● **Instruction 1**: In the Audi TT forum thread, what cambelt replacement interval is recommended?
● **Instruction 2**: Write the next part of the Audi TT forum thread, picking up right after its last line.

───── Document segment

# Another newby Just joined up!!!



## Jonnyboy_82 (Sep 14, 2009)

Hey all just joined up. Im going to look at a 99 (v) audi tt 1.8 225 tommorow just wanted to know what i should be looking out for or is there a buyers guide on here some where?

I have also heard that the early mk1 tts as in the one im going to view comes with a big list of problems? Is this true?

Thanks


----------



## Hoggy (May 8, 2002)

Hi Jonnyboy, Welcome to the forum, dont believe early TT is any worse than later ones. Main things to look for are, Cambelt/water pump replaced, just because it may have full Audi service history mean cambelt has been replaced. 60K miles or 5 years is recommended. Check Dash Pod displays, Fuel level etc look O.K. Otherwise much the same as other modern cars. Other will be along with more advice.
H.


----------



## YELLOW_TT (Feb 25, 2004)

──────────
───── Data section

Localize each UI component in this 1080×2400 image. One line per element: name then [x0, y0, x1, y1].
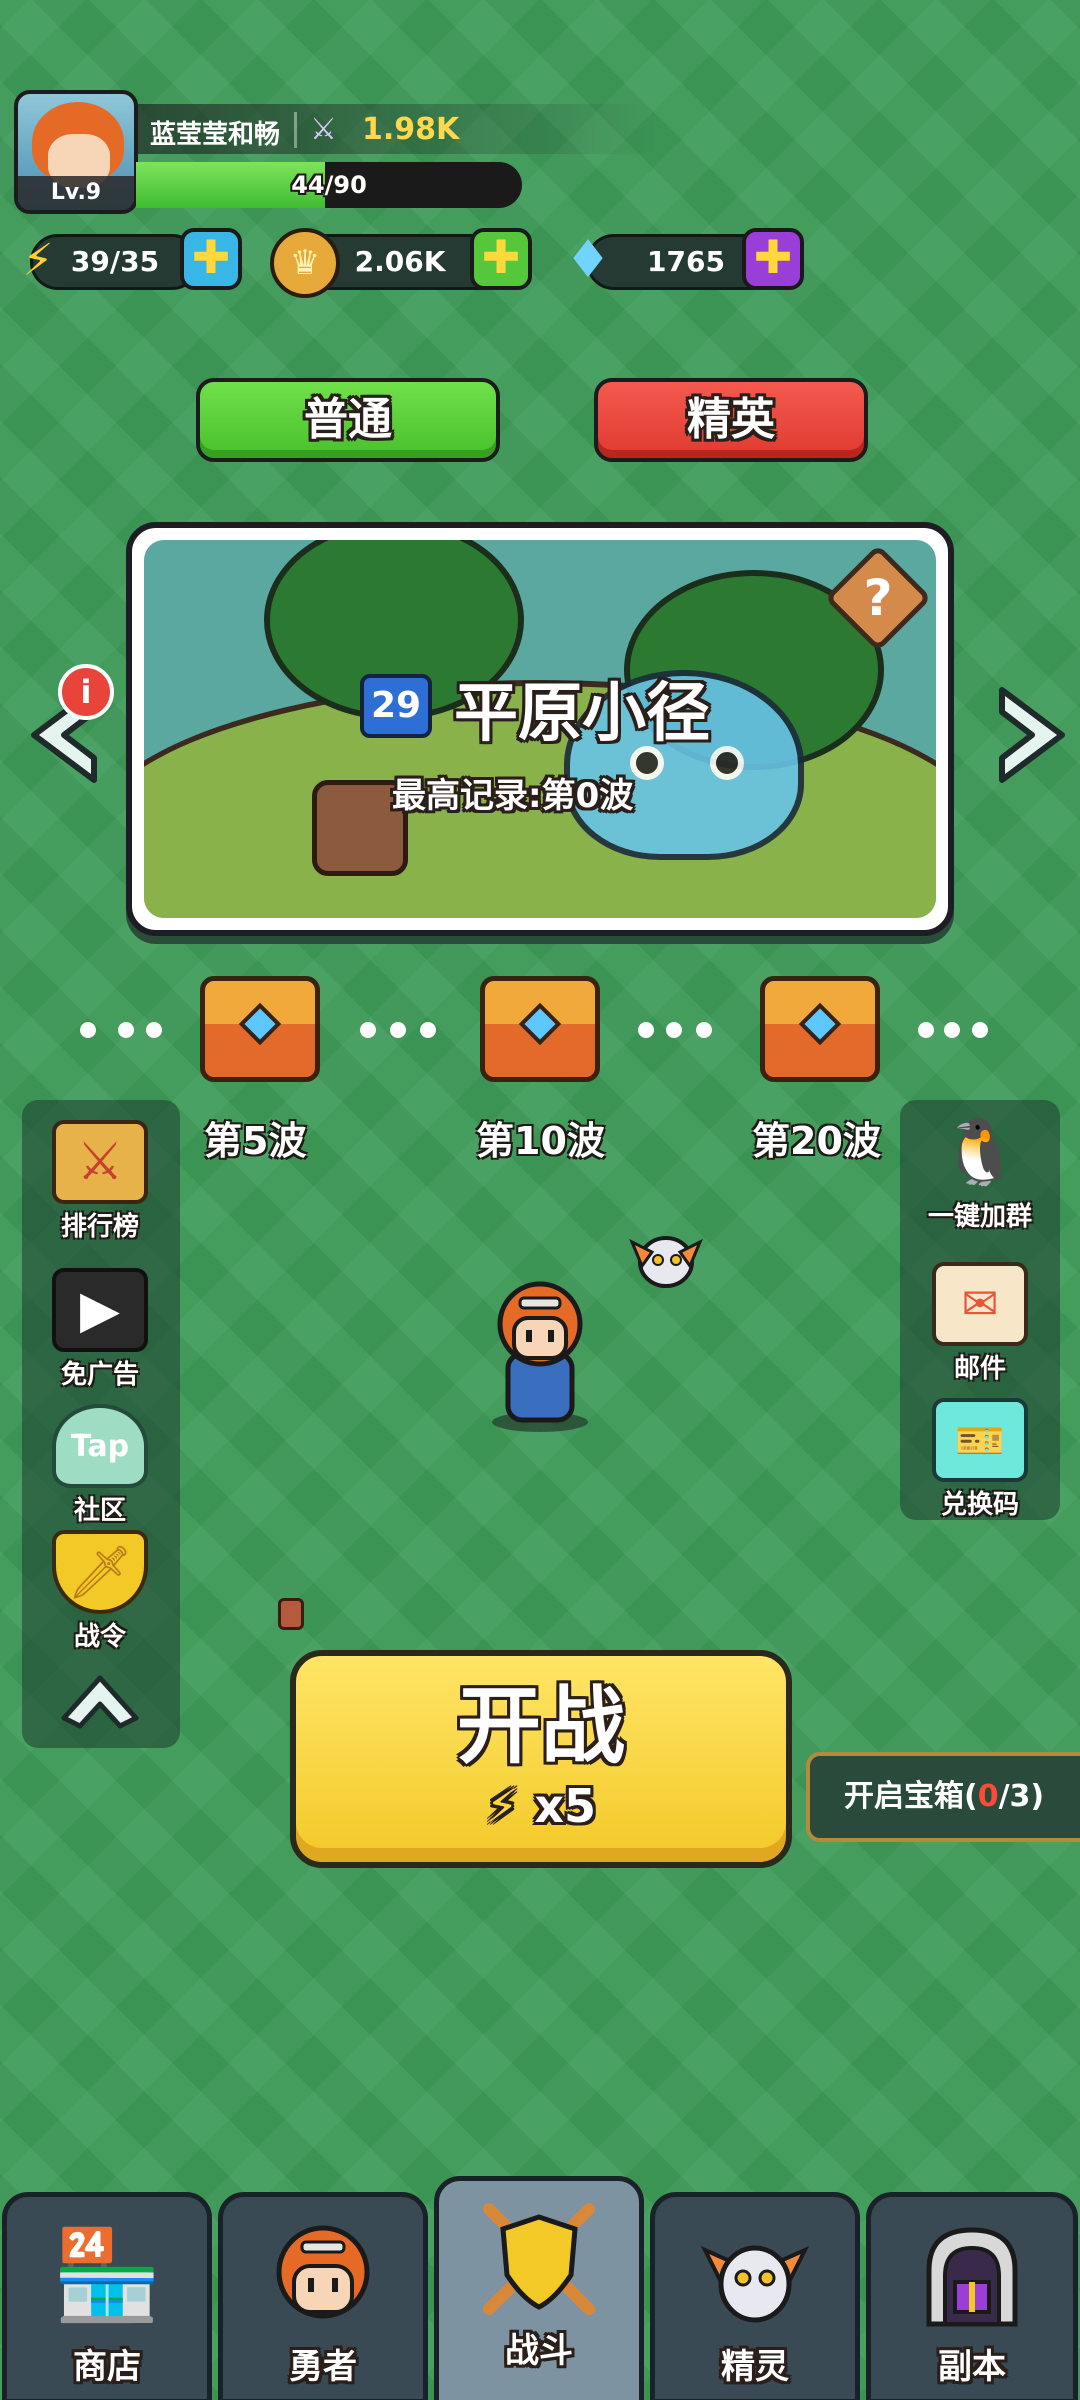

──────────

● **Result 1**: 60K miles or 5 years.

● **Result 2**:
No more problems than most just make sure every thing on the dash pod is working and that the cam belt/water pump have been changed in the last 60k 5 years 
Dont forget to join the TTOC www.ttoc.co.uk


----------



## T3RBO (Dec 9, 2003)

Welcome to the forum


----------



## jammyd (Oct 11, 2008)

Welcome to the forum


----------



## Jonnyboy_82 (Sep 14, 2009)

Hey all thanks for the heads up. My search for the perfect tt will continue as this one was a dog or a lemon.


----------



## malstt (Apr 18, 2007)

Welcome to the forum. 8)


----------



## Wallsendmag (Feb 12, 2004)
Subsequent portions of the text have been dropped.